SHORT TASK:
Copy out each line containing "TradingView" from the entries below.

[Begin AVAILABLE DATA]

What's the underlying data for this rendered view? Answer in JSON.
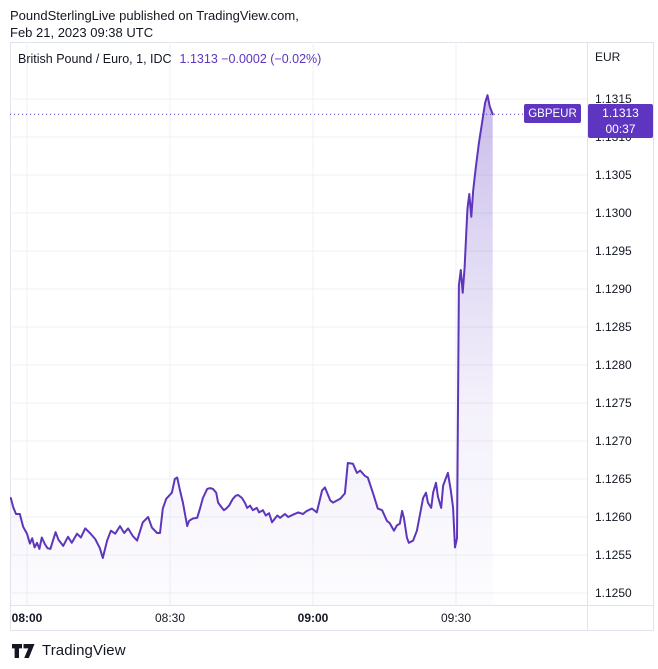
{
  "header": {
    "line1": "PoundSterlingLive published on TradingView.com,",
    "line2": "Feb 21, 2023 09:38 UTC"
  },
  "chart": {
    "title": "British Pound / Euro, 1, IDC",
    "quote_text": "1.1313  −0.0002 (−0.02%)",
    "axis_currency": "EUR",
    "symbol_badge": "GBPEUR",
    "price_badge_price": "1.1313",
    "price_badge_countdown": "00:37",
    "colors": {
      "accent": "#5d35c1",
      "line": "#5e36bb",
      "text": "#131722",
      "grid": "#eef1f6",
      "border": "#e0e3eb",
      "background": "#ffffff"
    }
  },
  "chart_data": {
    "type": "area",
    "title": "British Pound / Euro, 1, IDC",
    "symbol": "GBPEUR",
    "interval": "1 minute",
    "date": "Feb 21, 2023",
    "x_unit": "minutes since 08:00 UTC",
    "ylim": [
      1.1248,
      1.1322
    ],
    "xlim_minutes": [
      -3.6,
      101
    ],
    "grid": true,
    "last_price": 1.1313,
    "change": -0.0002,
    "change_pct": "-0.02%",
    "price_ticks": [
      "1.1315",
      "1.1310",
      "1.1305",
      "1.1300",
      "1.1295",
      "1.1290",
      "1.1285",
      "1.1280",
      "1.1275",
      "1.1270",
      "1.1265",
      "1.1260",
      "1.1255",
      "1.1250"
    ],
    "time_ticks": [
      {
        "label": "08:00",
        "t": 0,
        "bold": true
      },
      {
        "label": "08:30",
        "t": 30,
        "bold": false
      },
      {
        "label": "09:00",
        "t": 60,
        "bold": true
      },
      {
        "label": "09:30",
        "t": 90,
        "bold": false
      }
    ],
    "series": [
      {
        "name": "GBPEUR close",
        "points": [
          [
            -3.4,
            1.12625
          ],
          [
            -2.9,
            1.12613
          ],
          [
            -2.3,
            1.12604
          ],
          [
            -1.5,
            1.12604
          ],
          [
            -0.8,
            1.12587
          ],
          [
            0,
            1.12578
          ],
          [
            0.6,
            1.12565
          ],
          [
            1.1,
            1.12572
          ],
          [
            1.6,
            1.1256
          ],
          [
            2.1,
            1.12566
          ],
          [
            2.6,
            1.12558
          ],
          [
            3.1,
            1.12573
          ],
          [
            3.7,
            1.12565
          ],
          [
            4.3,
            1.12559
          ],
          [
            4.9,
            1.12558
          ],
          [
            5.5,
            1.1257
          ],
          [
            6,
            1.1258
          ],
          [
            6.6,
            1.1257
          ],
          [
            7.6,
            1.12562
          ],
          [
            8.6,
            1.12574
          ],
          [
            9.4,
            1.12566
          ],
          [
            10.5,
            1.12578
          ],
          [
            11.3,
            1.12573
          ],
          [
            12.2,
            1.12585
          ],
          [
            13.2,
            1.12579
          ],
          [
            14.3,
            1.12571
          ],
          [
            15.3,
            1.12559
          ],
          [
            15.9,
            1.12546
          ],
          [
            16.8,
            1.12569
          ],
          [
            17.6,
            1.12582
          ],
          [
            18.5,
            1.12578
          ],
          [
            19.5,
            1.12588
          ],
          [
            20.4,
            1.12579
          ],
          [
            21.2,
            1.12585
          ],
          [
            22.2,
            1.12575
          ],
          [
            23.1,
            1.12569
          ],
          [
            24.3,
            1.12593
          ],
          [
            25.4,
            1.126
          ],
          [
            26.2,
            1.12586
          ],
          [
            27.3,
            1.12579
          ],
          [
            27.9,
            1.12579
          ],
          [
            28.5,
            1.12611
          ],
          [
            29.2,
            1.12624
          ],
          [
            30.4,
            1.12632
          ],
          [
            31,
            1.1265
          ],
          [
            31.5,
            1.12652
          ],
          [
            32.1,
            1.12635
          ],
          [
            32.7,
            1.12619
          ],
          [
            33.6,
            1.12588
          ],
          [
            34,
            1.12595
          ],
          [
            34.8,
            1.12598
          ],
          [
            35.7,
            1.12599
          ],
          [
            36.3,
            1.12611
          ],
          [
            36.9,
            1.12625
          ],
          [
            37.8,
            1.12637
          ],
          [
            38.4,
            1.12638
          ],
          [
            39,
            1.12637
          ],
          [
            39.7,
            1.12632
          ],
          [
            40.1,
            1.12619
          ],
          [
            40.9,
            1.12612
          ],
          [
            41.3,
            1.12609
          ],
          [
            41.8,
            1.12611
          ],
          [
            42.4,
            1.12615
          ],
          [
            43.2,
            1.12624
          ],
          [
            43.8,
            1.12628
          ],
          [
            44.3,
            1.12629
          ],
          [
            45.1,
            1.12625
          ],
          [
            45.7,
            1.12619
          ],
          [
            46.2,
            1.12612
          ],
          [
            46.8,
            1.12615
          ],
          [
            47.4,
            1.12609
          ],
          [
            48.2,
            1.12612
          ],
          [
            48.7,
            1.12606
          ],
          [
            49.5,
            1.12609
          ],
          [
            50.1,
            1.12602
          ],
          [
            50.8,
            1.12605
          ],
          [
            51.4,
            1.12593
          ],
          [
            52.5,
            1.12602
          ],
          [
            53.1,
            1.12599
          ],
          [
            54.1,
            1.12604
          ],
          [
            54.8,
            1.126
          ],
          [
            55.8,
            1.12603
          ],
          [
            56.9,
            1.12606
          ],
          [
            57.9,
            1.12604
          ],
          [
            58.7,
            1.12608
          ],
          [
            59.8,
            1.12611
          ],
          [
            60.8,
            1.12606
          ],
          [
            61.9,
            1.12635
          ],
          [
            62.5,
            1.12639
          ],
          [
            63.6,
            1.12622
          ],
          [
            64.2,
            1.12619
          ],
          [
            65.7,
            1.12624
          ],
          [
            66.7,
            1.12631
          ],
          [
            67.3,
            1.12671
          ],
          [
            68.4,
            1.1267
          ],
          [
            69.2,
            1.12658
          ],
          [
            69.9,
            1.12661
          ],
          [
            70.9,
            1.12654
          ],
          [
            71.5,
            1.12652
          ],
          [
            72.6,
            1.12631
          ],
          [
            73.6,
            1.12611
          ],
          [
            74.5,
            1.12609
          ],
          [
            75.5,
            1.12595
          ],
          [
            76.1,
            1.12592
          ],
          [
            77,
            1.12582
          ],
          [
            77.6,
            1.12589
          ],
          [
            78.2,
            1.12591
          ],
          [
            78.7,
            1.12608
          ],
          [
            79.1,
            1.12598
          ],
          [
            79.7,
            1.12573
          ],
          [
            80.1,
            1.12566
          ],
          [
            81,
            1.12569
          ],
          [
            81.8,
            1.12582
          ],
          [
            82.4,
            1.12602
          ],
          [
            83.1,
            1.12625
          ],
          [
            83.7,
            1.12632
          ],
          [
            84.1,
            1.12619
          ],
          [
            84.8,
            1.12612
          ],
          [
            85.2,
            1.12632
          ],
          [
            85.8,
            1.12645
          ],
          [
            86.2,
            1.12627
          ],
          [
            86.9,
            1.12612
          ],
          [
            87.3,
            1.12641
          ],
          [
            87.7,
            1.12648
          ],
          [
            88.3,
            1.12658
          ],
          [
            88.9,
            1.12635
          ],
          [
            89.4,
            1.12612
          ],
          [
            89.8,
            1.1256
          ],
          [
            90.2,
            1.12572
          ],
          [
            90.6,
            1.12905
          ],
          [
            91,
            1.12925
          ],
          [
            91.4,
            1.12895
          ],
          [
            91.8,
            1.12928
          ],
          [
            92.4,
            1.13005
          ],
          [
            92.8,
            1.13025
          ],
          [
            93.2,
            1.12995
          ],
          [
            93.6,
            1.1303
          ],
          [
            94.2,
            1.13062
          ],
          [
            94.8,
            1.13092
          ],
          [
            95.5,
            1.1312
          ],
          [
            96.1,
            1.13145
          ],
          [
            96.6,
            1.13155
          ],
          [
            97.1,
            1.1314
          ],
          [
            97.7,
            1.1313
          ]
        ]
      }
    ]
  },
  "footer": {
    "logo_text": "TradingView"
  }
}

[End AVAILABLE DATA]

FULL RESPONSE:
    "line1": "PoundSterlingLive published on TradingView.com,",
    "logo_text": "TradingView"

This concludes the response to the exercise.